* [WORK TO DO]: Word for word, set down the records and skip each picture.

(Extracts from a graphics dataset)
┄┄┄┄┄┄┄┄┄┄

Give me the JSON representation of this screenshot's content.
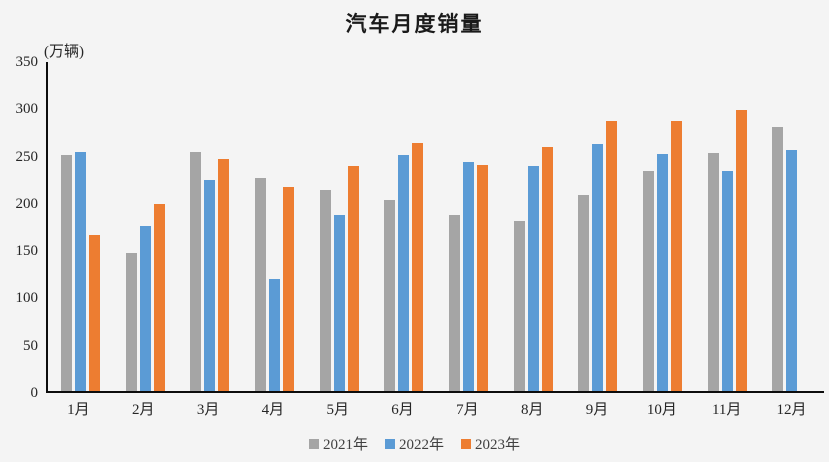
{
  "chart_data": {
    "type": "bar",
    "title": "汽车月度销量",
    "unit_label": "(万辆)",
    "categories": [
      "1月",
      "2月",
      "3月",
      "4月",
      "5月",
      "6月",
      "7月",
      "8月",
      "9月",
      "10月",
      "11月",
      "12月"
    ],
    "series": [
      {
        "name": "2021年",
        "color": "#A5A5A5",
        "values": [
          250,
          146,
          253,
          225,
          213,
          202,
          186,
          180,
          207,
          233,
          252,
          279
        ]
      },
      {
        "name": "2022年",
        "color": "#5B9BD5",
        "values": [
          253,
          174,
          223,
          118,
          186,
          250,
          242,
          238,
          261,
          251,
          233,
          255
        ]
      },
      {
        "name": "2023年",
        "color": "#ED7D31",
        "values": [
          165,
          198,
          245,
          216,
          238,
          262,
          239,
          258,
          286,
          285,
          297,
          null
        ]
      }
    ],
    "ylim": [
      0,
      350
    ],
    "ytick_step": 50,
    "yticks": [
      0,
      50,
      100,
      150,
      200,
      250,
      300,
      350
    ],
    "xlabel": "",
    "ylabel": "",
    "grid": false,
    "legend_position": "bottom"
  },
  "colors": {
    "background": "#F4F4F4",
    "axis": "#0d0d0d",
    "text": "#262626"
  }
}
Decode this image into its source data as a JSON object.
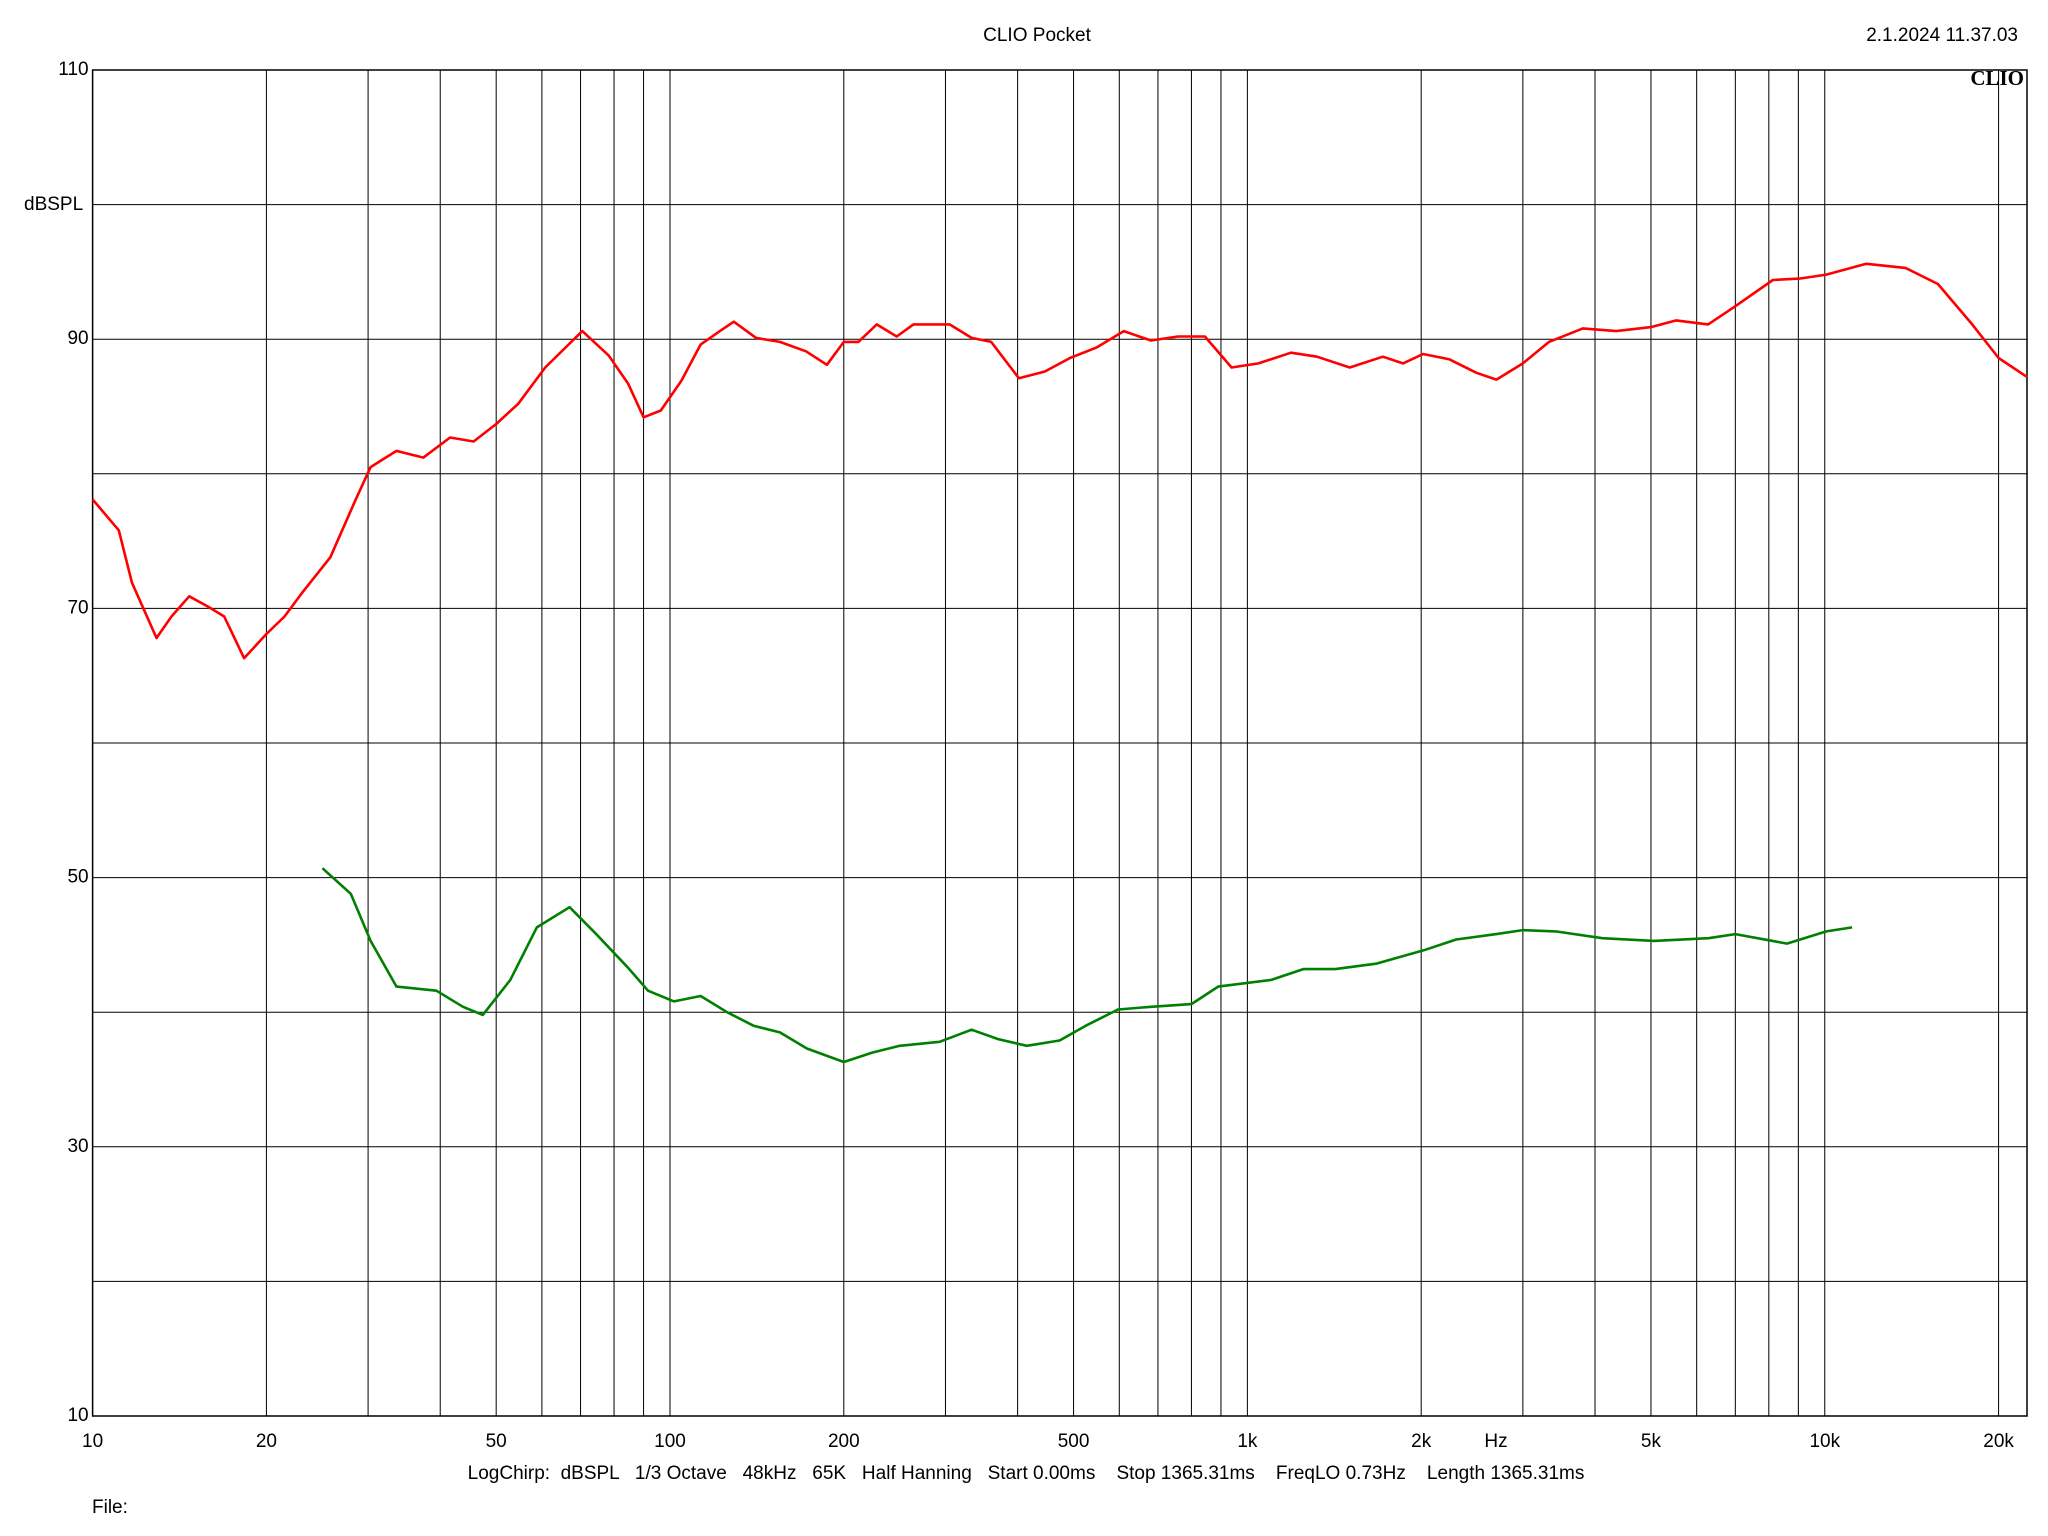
{
  "chart_data": {
    "type": "line",
    "title": "CLIO Pocket",
    "timestamp": "2.1.2024 11.37.03",
    "logo": "CLIO",
    "y_label": "dBSPL",
    "x_label": "Hz",
    "footer": "LogChirp:  dBSPL   1/3 Octave   48kHz   65K   Half Hanning   Start 0.00ms    Stop 1365.31ms    FreqLO 0.73Hz    Length 1365.31ms",
    "file_label": "File:",
    "log_x": true,
    "grid": true,
    "xlim": [
      10,
      22400
    ],
    "ylim": [
      10,
      110
    ],
    "xticks": [
      10,
      20,
      50,
      100,
      200,
      500,
      {
        "value": 1000,
        "label": "1k"
      },
      {
        "value": 2000,
        "label": "2k"
      },
      {
        "value": 5000,
        "label": "5k"
      },
      {
        "value": 10000,
        "label": "10k"
      },
      {
        "value": 20000,
        "label": "20k"
      }
    ],
    "xminor": [
      30,
      40,
      60,
      70,
      80,
      90,
      300,
      400,
      600,
      700,
      800,
      900,
      3000,
      4000,
      6000,
      7000,
      8000,
      9000
    ],
    "yticks": [
      10,
      30,
      50,
      70,
      90,
      110
    ],
    "yminor": [
      20,
      40,
      60,
      80,
      100
    ],
    "series": [
      {
        "color": "#ff0000",
        "x": [
          10,
          11.1,
          11.7,
          12.9,
          13.7,
          14.7,
          15.9,
          16.9,
          18.3,
          20,
          21.5,
          23,
          25.8,
          28.5,
          30.3,
          33.6,
          37.4,
          41.6,
          45.7,
          50,
          54.6,
          60.8,
          70.5,
          78.3,
          84.6,
          90,
          96.4,
          104.6,
          113,
          122,
          129,
          141,
          155,
          172,
          187,
          200,
          212,
          228,
          247,
          264,
          285,
          305,
          333,
          360,
          402,
          446,
          493,
          549,
          611,
          681,
          758,
          844,
          939,
          1045,
          1190,
          1320,
          1504,
          1717,
          1860,
          2015,
          2240,
          2493,
          2700,
          3000,
          3330,
          3810,
          4355,
          5000,
          5530,
          6280,
          6970,
          8130,
          9040,
          10060,
          11800,
          13800,
          15700,
          18000,
          20000,
          22400
        ],
        "values": [
          78.1,
          75.8,
          71.9,
          67.8,
          69.4,
          70.9,
          70.1,
          69.4,
          66.3,
          68.1,
          69.4,
          71.1,
          73.8,
          78,
          80.5,
          81.7,
          81.2,
          82.7,
          82.4,
          83.7,
          85.2,
          87.9,
          90.6,
          88.8,
          86.7,
          84.2,
          84.7,
          86.9,
          89.6,
          90.6,
          91.3,
          90.1,
          89.8,
          89.1,
          88.1,
          89.8,
          89.8,
          91.1,
          90.2,
          91.1,
          91.1,
          91.1,
          90.1,
          89.8,
          87.1,
          87.6,
          88.6,
          89.4,
          90.6,
          89.9,
          90.2,
          90.2,
          87.9,
          88.2,
          89,
          88.7,
          87.9,
          88.7,
          88.2,
          88.9,
          88.5,
          87.5,
          87,
          88.2,
          89.8,
          90.8,
          90.6,
          90.9,
          91.4,
          91.1,
          92.4,
          94.4,
          94.5,
          94.8,
          95.6,
          95.3,
          94.1,
          91.1,
          88.6,
          87.2
        ]
      },
      {
        "color": "#008000",
        "x": [
          25,
          28,
          30.3,
          33.6,
          39.4,
          43.8,
          47.4,
          52.9,
          58.8,
          67,
          74.5,
          84.6,
          91.6,
          101.6,
          113,
          125.6,
          139.5,
          155,
          172.6,
          200,
          224,
          250,
          293,
          333,
          370,
          415,
          473,
          525,
          597,
          681,
          800,
          890,
          1100,
          1250,
          1420,
          1670,
          2020,
          2300,
          2700,
          3000,
          3420,
          4120,
          5060,
          6290,
          7000,
          8600,
          10060,
          11150
        ],
        "values": [
          50.7,
          48.8,
          45.3,
          41.9,
          41.6,
          40.4,
          39.8,
          42.4,
          46.3,
          47.8,
          45.8,
          43.3,
          41.6,
          40.8,
          41.2,
          40,
          39,
          38.5,
          37.3,
          36.3,
          37,
          37.5,
          37.8,
          38.7,
          38,
          37.5,
          37.9,
          39,
          40.2,
          40.4,
          40.6,
          41.9,
          42.4,
          43.2,
          43.2,
          43.6,
          44.6,
          45.4,
          45.8,
          46.1,
          46,
          45.5,
          45.3,
          45.5,
          45.8,
          45.1,
          46,
          46.3
        ]
      }
    ]
  }
}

┄┄┄┄┄┄┄┄┄┄

* [EXERCISE ANSWER]:
Give me the JSON representation of this screenshot's content.
{
  "chart_data": {
    "type": "bar",
    "title": "汽车月度销量",
    "unit_label": "(万辆)",
    "categories": [
      "1月",
      "2月",
      "3月",
      "4月",
      "5月",
      "6月",
      "7月",
      "8月",
      "9月",
      "10月",
      "11月",
      "12月"
    ],
    "series": [
      {
        "name": "2021年",
        "color": "#A5A5A5",
        "values": [
          250,
          146,
          253,
          225,
          213,
          202,
          186,
          180,
          207,
          233,
          252,
          279
        ]
      },
      {
        "name": "2022年",
        "color": "#5B9BD5",
        "values": [
          253,
          174,
          223,
          118,
          186,
          250,
          242,
          238,
          261,
          251,
          233,
          255
        ]
      },
      {
        "name": "2023年",
        "color": "#ED7D31",
        "values": [
          165,
          198,
          245,
          216,
          238,
          262,
          239,
          258,
          286,
          285,
          297,
          null
        ]
      }
    ],
    "ylim": [
      0,
      350
    ],
    "ytick_step": 50,
    "yticks": [
      0,
      50,
      100,
      150,
      200,
      250,
      300,
      350
    ],
    "xlabel": "",
    "ylabel": "",
    "grid": false,
    "legend_position": "bottom"
  },
  "colors": {
    "background": "#F4F4F4",
    "axis": "#0d0d0d",
    "text": "#262626"
  }
}
Decode this image into its source data as a JSON object.
{
  "chart_data": {
    "type": "line",
    "title": "CLIO Pocket",
    "timestamp": "2.1.2024 11.37.03",
    "logo": "CLIO",
    "y_label": "dBSPL",
    "x_label": "Hz",
    "footer": "LogChirp:  dBSPL   1/3 Octave   48kHz   65K   Half Hanning   Start 0.00ms    Stop 1365.31ms    FreqLO 0.73Hz    Length 1365.31ms",
    "file_label": "File:",
    "log_x": true,
    "grid": true,
    "xlim": [
      10,
      22400
    ],
    "ylim": [
      10,
      110
    ],
    "xticks": [
      10,
      20,
      50,
      100,
      200,
      500,
      {
        "value": 1000,
        "label": "1k"
      },
      {
        "value": 2000,
        "label": "2k"
      },
      {
        "value": 5000,
        "label": "5k"
      },
      {
        "value": 10000,
        "label": "10k"
      },
      {
        "value": 20000,
        "label": "20k"
      }
    ],
    "xminor": [
      30,
      40,
      60,
      70,
      80,
      90,
      300,
      400,
      600,
      700,
      800,
      900,
      3000,
      4000,
      6000,
      7000,
      8000,
      9000
    ],
    "yticks": [
      10,
      30,
      50,
      70,
      90,
      110
    ],
    "yminor": [
      20,
      40,
      60,
      80,
      100
    ],
    "series": [
      {
        "color": "#ff0000",
        "x": [
          10,
          11.1,
          11.7,
          12.9,
          13.7,
          14.7,
          15.9,
          16.9,
          18.3,
          20,
          21.5,
          23,
          25.8,
          28.5,
          30.3,
          33.6,
          37.4,
          41.6,
          45.7,
          50,
          54.6,
          60.8,
          70.5,
          78.3,
          84.6,
          90,
          96.4,
          104.6,
          113,
          122,
          129,
          141,
          155,
          172,
          187,
          200,
          212,
          228,
          247,
          264,
          285,
          305,
          333,
          360,
          402,
          446,
          493,
          549,
          611,
          681,
          758,
          844,
          939,
          1045,
          1190,
          1320,
          1504,
          1717,
          1860,
          2015,
          2240,
          2493,
          2700,
          3000,
          3330,
          3810,
          4355,
          5000,
          5530,
          6280,
          6970,
          8130,
          9040,
          10060,
          11800,
          13800,
          15700,
          18000,
          20000,
          22400
        ],
        "values": [
          78.1,
          75.8,
          71.9,
          67.8,
          69.4,
          70.9,
          70.1,
          69.4,
          66.3,
          68.1,
          69.4,
          71.1,
          73.8,
          78,
          80.5,
          81.7,
          81.2,
          82.7,
          82.4,
          83.7,
          85.2,
          87.9,
          90.6,
          88.8,
          86.7,
          84.2,
          84.7,
          86.9,
          89.6,
          90.6,
          91.3,
          90.1,
          89.8,
          89.1,
          88.1,
          89.8,
          89.8,
          91.1,
          90.2,
          91.1,
          91.1,
          91.1,
          90.1,
          89.8,
          87.1,
          87.6,
          88.6,
          89.4,
          90.6,
          89.9,
          90.2,
          90.2,
          87.9,
          88.2,
          89,
          88.7,
          87.9,
          88.7,
          88.2,
          88.9,
          88.5,
          87.5,
          87,
          88.2,
          89.8,
          90.8,
          90.6,
          90.9,
          91.4,
          91.1,
          92.4,
          94.4,
          94.5,
          94.8,
          95.6,
          95.3,
          94.1,
          91.1,
          88.6,
          87.2
        ]
      },
      {
        "color": "#008000",
        "x": [
          25,
          28,
          30.3,
          33.6,
          39.4,
          43.8,
          47.4,
          52.9,
          58.8,
          67,
          74.5,
          84.6,
          91.6,
          101.6,
          113,
          125.6,
          139.5,
          155,
          172.6,
          200,
          224,
          250,
          293,
          333,
          370,
          415,
          473,
          525,
          597,
          681,
          800,
          890,
          1100,
          1250,
          1420,
          1670,
          2020,
          2300,
          2700,
          3000,
          3420,
          4120,
          5060,
          6290,
          7000,
          8600,
          10060,
          11150
        ],
        "values": [
          50.7,
          48.8,
          45.3,
          41.9,
          41.6,
          40.4,
          39.8,
          42.4,
          46.3,
          47.8,
          45.8,
          43.3,
          41.6,
          40.8,
          41.2,
          40,
          39,
          38.5,
          37.3,
          36.3,
          37,
          37.5,
          37.8,
          38.7,
          38,
          37.5,
          37.9,
          39,
          40.2,
          40.4,
          40.6,
          41.9,
          42.4,
          43.2,
          43.2,
          43.6,
          44.6,
          45.4,
          45.8,
          46.1,
          46,
          45.5,
          45.3,
          45.5,
          45.8,
          45.1,
          46,
          46.3
        ]
      }
    ]
  }
}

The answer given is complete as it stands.